### AIM OF THE EXERCISE
Search each line below for "branch", then return the lines where it appears.
* * *
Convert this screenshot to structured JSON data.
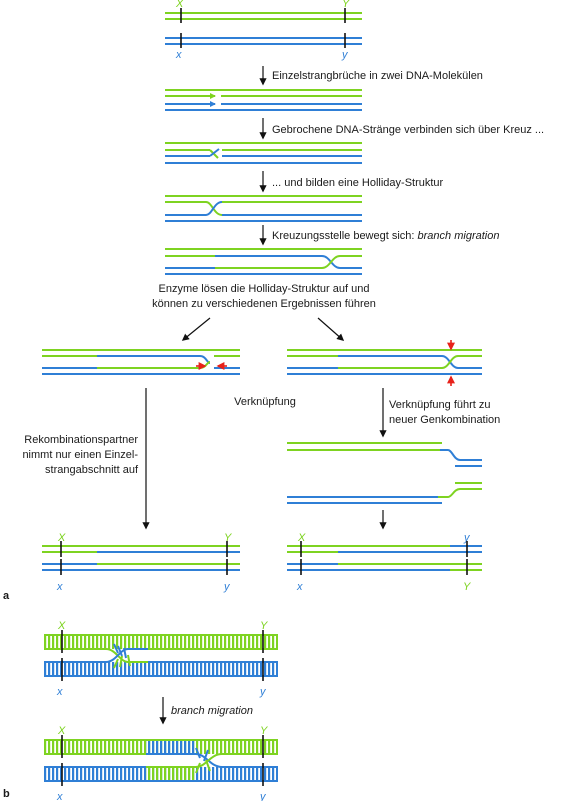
{
  "colors": {
    "green": "#7ed321",
    "blue": "#2f7fd6",
    "red": "#e8211a",
    "black": "#111111"
  },
  "panel_a": {
    "label": "a",
    "markers": {
      "upper": {
        "X": "X",
        "Y": "Y"
      },
      "lower": {
        "x": "x",
        "y": "y"
      }
    },
    "steps": [
      "Einzelstrangbrüche in zwei DNA-Molekülen",
      "Gebrochene DNA-Stränge verbinden sich über Kreuz ...",
      "... und bilden eine Holliday-Struktur"
    ],
    "step4_prefix": "Kreuzungsstelle bewegt sich: ",
    "step4_term": "branch migration",
    "resolution_line1": "Enzyme lösen die Holliday-Struktur auf und",
    "resolution_line2": "können zu verschiedenen Ergebnissen führen",
    "middle_label": "Verknüpfung",
    "left_caption": [
      "Rekombinationspartner",
      "nimmt nur einen Einzel-",
      "strangabschnitt auf"
    ],
    "right_caption": [
      "Verknüpfung führt zu",
      "neuer Genkombination"
    ],
    "left_result": {
      "top": {
        "X": "X",
        "Y": "Y"
      },
      "bottom": {
        "x": "x",
        "y": "y"
      }
    },
    "right_result": {
      "top": {
        "X": "X",
        "y": "y"
      },
      "bottom": {
        "x": "x",
        "Y": "Y"
      }
    }
  },
  "panel_b": {
    "label": "b",
    "markers": {
      "X": "X",
      "Y": "Y",
      "x": "x",
      "y": "y"
    },
    "arrow_label": "branch migration"
  }
}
* * *
### ANSWER BELOW
    "step4_term": "branch migration",
    "arrow_label": "branch migration"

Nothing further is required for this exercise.